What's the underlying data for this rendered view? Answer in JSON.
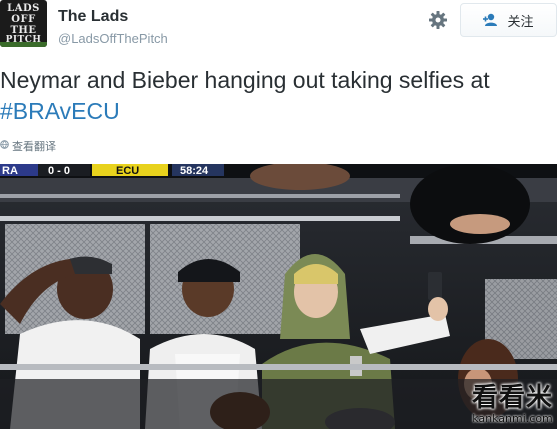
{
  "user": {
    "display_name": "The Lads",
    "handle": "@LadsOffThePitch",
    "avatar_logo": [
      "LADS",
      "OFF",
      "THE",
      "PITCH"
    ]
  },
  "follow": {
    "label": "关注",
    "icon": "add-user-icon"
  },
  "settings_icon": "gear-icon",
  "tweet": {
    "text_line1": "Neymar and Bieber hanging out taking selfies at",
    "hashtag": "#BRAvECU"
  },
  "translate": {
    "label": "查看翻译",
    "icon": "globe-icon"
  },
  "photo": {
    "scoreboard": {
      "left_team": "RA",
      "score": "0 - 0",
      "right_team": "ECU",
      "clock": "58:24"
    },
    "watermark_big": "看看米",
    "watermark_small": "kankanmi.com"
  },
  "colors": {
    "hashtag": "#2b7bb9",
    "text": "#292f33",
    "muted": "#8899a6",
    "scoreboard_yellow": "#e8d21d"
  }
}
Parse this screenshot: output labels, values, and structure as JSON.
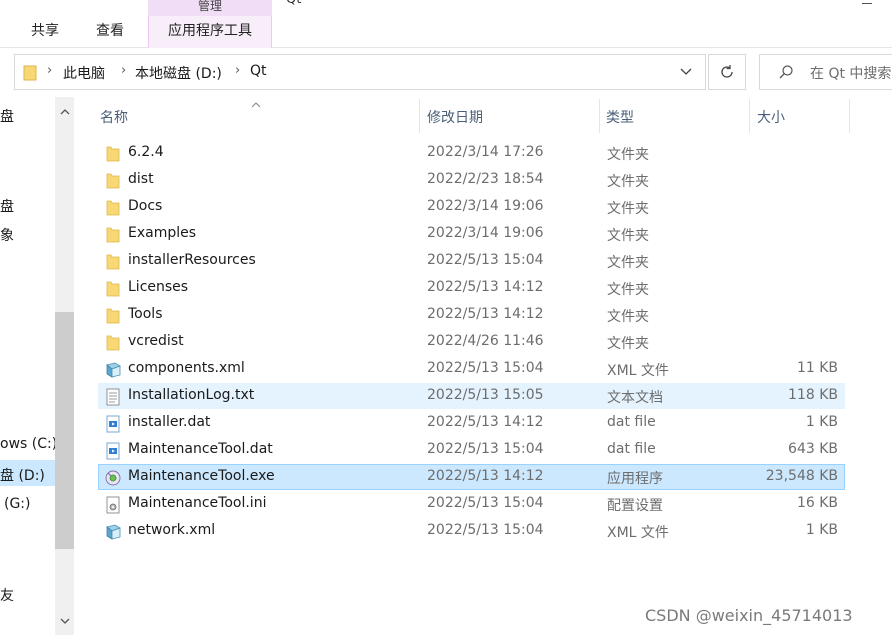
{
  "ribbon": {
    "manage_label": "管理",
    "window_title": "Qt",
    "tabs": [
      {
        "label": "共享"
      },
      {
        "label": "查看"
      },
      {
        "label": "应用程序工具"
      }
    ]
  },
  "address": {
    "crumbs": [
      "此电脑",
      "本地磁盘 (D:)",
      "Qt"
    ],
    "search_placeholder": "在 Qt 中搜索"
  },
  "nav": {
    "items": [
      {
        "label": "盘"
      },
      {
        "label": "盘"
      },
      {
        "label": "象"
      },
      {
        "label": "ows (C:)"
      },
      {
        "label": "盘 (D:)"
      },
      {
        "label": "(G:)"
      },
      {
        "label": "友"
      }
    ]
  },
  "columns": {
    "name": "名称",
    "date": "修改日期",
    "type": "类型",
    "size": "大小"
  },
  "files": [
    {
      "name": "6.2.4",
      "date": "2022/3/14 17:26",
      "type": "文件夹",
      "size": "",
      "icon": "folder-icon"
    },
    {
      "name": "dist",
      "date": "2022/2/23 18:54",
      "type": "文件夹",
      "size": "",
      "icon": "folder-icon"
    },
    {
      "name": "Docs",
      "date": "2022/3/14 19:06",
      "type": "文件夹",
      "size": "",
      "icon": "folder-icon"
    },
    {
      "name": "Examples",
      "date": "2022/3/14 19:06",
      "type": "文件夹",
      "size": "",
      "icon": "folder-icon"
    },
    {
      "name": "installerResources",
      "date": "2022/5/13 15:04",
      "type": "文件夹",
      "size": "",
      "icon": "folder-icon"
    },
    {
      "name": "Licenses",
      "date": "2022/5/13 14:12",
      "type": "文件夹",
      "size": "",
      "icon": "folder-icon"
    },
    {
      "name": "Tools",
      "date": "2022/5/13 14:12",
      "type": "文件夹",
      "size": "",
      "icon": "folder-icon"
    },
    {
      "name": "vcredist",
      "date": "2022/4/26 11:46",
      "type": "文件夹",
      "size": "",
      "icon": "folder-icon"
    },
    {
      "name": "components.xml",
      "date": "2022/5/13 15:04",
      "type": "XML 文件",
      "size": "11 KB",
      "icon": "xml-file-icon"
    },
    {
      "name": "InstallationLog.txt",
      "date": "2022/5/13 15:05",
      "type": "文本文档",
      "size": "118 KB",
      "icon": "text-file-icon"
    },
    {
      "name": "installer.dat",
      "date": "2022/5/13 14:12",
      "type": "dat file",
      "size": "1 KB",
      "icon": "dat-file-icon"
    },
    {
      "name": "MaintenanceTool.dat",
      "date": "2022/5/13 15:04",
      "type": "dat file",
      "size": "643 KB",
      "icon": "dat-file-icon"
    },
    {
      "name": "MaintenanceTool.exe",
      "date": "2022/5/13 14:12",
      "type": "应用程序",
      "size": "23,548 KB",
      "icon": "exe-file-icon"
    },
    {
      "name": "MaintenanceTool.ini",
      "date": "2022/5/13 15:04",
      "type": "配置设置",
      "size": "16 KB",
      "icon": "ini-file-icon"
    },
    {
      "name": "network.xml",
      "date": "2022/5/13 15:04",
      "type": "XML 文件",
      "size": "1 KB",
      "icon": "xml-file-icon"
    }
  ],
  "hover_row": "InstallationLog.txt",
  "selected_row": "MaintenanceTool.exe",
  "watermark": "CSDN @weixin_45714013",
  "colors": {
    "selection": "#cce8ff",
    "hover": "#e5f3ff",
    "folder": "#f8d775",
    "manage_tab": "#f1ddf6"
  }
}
--
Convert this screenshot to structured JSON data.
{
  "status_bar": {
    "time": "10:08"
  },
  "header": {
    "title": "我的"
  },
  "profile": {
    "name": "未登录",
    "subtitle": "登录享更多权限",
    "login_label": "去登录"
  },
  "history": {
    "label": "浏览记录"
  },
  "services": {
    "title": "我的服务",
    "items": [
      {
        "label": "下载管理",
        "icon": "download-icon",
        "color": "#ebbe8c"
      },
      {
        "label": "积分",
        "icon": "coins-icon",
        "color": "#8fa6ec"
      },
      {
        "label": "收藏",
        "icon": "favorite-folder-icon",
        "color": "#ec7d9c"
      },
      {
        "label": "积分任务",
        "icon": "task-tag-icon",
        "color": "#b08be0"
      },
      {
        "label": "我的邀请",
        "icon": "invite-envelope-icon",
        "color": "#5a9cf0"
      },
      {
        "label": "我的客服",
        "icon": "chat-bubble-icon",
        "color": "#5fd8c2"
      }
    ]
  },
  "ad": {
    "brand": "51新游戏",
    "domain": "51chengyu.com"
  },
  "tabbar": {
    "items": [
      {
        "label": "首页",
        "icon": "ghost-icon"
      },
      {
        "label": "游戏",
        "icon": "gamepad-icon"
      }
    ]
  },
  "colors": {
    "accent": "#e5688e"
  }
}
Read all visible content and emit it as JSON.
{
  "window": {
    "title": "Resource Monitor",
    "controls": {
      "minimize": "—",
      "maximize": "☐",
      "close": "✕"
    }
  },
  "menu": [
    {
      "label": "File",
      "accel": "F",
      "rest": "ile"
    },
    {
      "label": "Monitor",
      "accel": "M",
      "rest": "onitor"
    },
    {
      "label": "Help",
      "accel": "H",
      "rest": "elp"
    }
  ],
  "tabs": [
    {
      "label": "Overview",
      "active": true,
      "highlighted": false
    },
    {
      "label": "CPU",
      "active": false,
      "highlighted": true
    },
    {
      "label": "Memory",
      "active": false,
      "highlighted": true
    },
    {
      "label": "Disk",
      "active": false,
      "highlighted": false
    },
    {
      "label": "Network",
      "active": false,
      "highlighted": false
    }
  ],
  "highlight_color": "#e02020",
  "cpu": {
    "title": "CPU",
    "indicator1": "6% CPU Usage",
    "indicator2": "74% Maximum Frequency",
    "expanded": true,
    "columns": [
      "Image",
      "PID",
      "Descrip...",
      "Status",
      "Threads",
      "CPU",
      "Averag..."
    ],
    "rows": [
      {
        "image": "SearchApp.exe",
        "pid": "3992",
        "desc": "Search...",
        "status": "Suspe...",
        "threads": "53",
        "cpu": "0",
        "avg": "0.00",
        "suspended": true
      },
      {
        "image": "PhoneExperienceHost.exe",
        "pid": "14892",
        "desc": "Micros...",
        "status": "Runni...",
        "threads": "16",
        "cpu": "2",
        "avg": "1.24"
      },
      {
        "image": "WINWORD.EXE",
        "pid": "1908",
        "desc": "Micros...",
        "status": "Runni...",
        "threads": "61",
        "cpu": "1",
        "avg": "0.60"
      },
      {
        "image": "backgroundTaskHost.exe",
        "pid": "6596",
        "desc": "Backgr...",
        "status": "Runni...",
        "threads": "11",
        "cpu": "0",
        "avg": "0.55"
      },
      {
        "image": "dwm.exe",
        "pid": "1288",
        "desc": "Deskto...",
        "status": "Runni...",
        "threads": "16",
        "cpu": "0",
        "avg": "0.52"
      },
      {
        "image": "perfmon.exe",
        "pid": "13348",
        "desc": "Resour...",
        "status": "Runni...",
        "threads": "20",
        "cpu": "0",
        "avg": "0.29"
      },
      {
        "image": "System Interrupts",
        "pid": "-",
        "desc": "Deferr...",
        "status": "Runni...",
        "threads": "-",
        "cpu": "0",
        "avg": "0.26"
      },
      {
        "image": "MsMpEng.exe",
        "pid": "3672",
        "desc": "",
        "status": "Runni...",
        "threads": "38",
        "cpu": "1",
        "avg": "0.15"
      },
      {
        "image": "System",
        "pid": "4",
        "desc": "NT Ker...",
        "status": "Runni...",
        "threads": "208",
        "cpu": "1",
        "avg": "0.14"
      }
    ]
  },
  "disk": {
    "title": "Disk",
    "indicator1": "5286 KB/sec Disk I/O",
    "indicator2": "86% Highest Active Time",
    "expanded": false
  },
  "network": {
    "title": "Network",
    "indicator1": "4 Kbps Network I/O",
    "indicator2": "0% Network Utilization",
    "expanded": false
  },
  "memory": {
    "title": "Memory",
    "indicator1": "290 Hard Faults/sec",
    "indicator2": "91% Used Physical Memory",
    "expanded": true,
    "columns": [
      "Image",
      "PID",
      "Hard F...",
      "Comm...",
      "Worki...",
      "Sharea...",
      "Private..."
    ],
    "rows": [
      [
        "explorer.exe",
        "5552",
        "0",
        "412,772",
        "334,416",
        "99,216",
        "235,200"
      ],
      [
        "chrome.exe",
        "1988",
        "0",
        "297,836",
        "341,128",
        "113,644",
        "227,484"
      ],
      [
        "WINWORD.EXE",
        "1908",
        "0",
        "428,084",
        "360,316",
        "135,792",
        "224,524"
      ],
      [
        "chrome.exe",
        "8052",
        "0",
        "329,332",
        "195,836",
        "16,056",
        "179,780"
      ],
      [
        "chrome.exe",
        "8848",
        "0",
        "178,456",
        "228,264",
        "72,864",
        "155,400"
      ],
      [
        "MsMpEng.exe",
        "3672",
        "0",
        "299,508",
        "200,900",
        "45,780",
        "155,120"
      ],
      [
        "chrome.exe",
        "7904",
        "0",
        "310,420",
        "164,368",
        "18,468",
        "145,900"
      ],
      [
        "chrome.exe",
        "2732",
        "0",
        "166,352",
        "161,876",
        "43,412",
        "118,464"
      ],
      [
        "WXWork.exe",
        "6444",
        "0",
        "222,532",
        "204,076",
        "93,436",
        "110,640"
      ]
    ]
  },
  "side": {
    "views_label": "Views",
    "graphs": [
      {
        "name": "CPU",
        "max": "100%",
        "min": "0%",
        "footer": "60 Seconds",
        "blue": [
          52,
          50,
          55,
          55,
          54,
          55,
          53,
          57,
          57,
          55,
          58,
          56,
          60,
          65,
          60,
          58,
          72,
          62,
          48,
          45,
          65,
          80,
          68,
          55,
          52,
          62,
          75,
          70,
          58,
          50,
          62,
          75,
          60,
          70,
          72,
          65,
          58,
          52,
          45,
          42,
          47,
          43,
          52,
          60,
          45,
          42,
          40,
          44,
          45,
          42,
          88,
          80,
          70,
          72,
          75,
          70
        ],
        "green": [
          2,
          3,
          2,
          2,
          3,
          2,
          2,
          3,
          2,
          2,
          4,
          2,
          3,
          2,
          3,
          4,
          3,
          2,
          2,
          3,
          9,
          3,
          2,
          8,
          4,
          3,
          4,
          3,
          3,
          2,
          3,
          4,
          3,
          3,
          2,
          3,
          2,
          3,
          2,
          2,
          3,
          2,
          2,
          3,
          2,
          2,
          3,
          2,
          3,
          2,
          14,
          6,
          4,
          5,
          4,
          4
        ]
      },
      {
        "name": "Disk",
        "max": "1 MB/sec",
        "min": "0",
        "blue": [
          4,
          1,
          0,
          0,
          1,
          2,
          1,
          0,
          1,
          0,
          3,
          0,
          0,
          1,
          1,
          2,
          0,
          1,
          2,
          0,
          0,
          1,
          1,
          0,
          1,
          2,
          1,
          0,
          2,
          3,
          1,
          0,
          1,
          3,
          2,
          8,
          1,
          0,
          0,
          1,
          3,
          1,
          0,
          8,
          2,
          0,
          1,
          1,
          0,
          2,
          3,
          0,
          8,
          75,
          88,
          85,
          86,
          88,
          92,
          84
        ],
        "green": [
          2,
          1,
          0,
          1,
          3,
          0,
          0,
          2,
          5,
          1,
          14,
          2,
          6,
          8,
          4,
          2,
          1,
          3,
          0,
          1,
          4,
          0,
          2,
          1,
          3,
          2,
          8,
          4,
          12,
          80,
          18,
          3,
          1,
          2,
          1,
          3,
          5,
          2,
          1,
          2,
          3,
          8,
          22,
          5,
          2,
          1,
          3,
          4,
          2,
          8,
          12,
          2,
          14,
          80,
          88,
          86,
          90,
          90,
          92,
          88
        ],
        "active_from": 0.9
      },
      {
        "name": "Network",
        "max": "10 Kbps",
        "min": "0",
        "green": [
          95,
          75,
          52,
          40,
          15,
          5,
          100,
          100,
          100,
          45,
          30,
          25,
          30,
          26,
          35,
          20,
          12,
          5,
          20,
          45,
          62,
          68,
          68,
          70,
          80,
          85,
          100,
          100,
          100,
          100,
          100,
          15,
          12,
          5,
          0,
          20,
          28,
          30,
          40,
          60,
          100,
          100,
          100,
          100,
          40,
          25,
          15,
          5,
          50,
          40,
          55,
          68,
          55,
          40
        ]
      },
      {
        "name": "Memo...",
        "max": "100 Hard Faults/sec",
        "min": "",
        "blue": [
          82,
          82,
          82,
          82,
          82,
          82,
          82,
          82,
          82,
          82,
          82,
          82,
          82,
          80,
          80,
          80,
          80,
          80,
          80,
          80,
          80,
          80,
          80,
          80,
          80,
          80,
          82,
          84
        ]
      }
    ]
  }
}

▶ _THE EXERCISE_: Scan the material above. Copy each line that holds the word "InstallationLog".

▶ _EXERCISE ANSWER_:
      "name": "InstallationLog.txt",
  "hover_row": "InstallationLog.txt",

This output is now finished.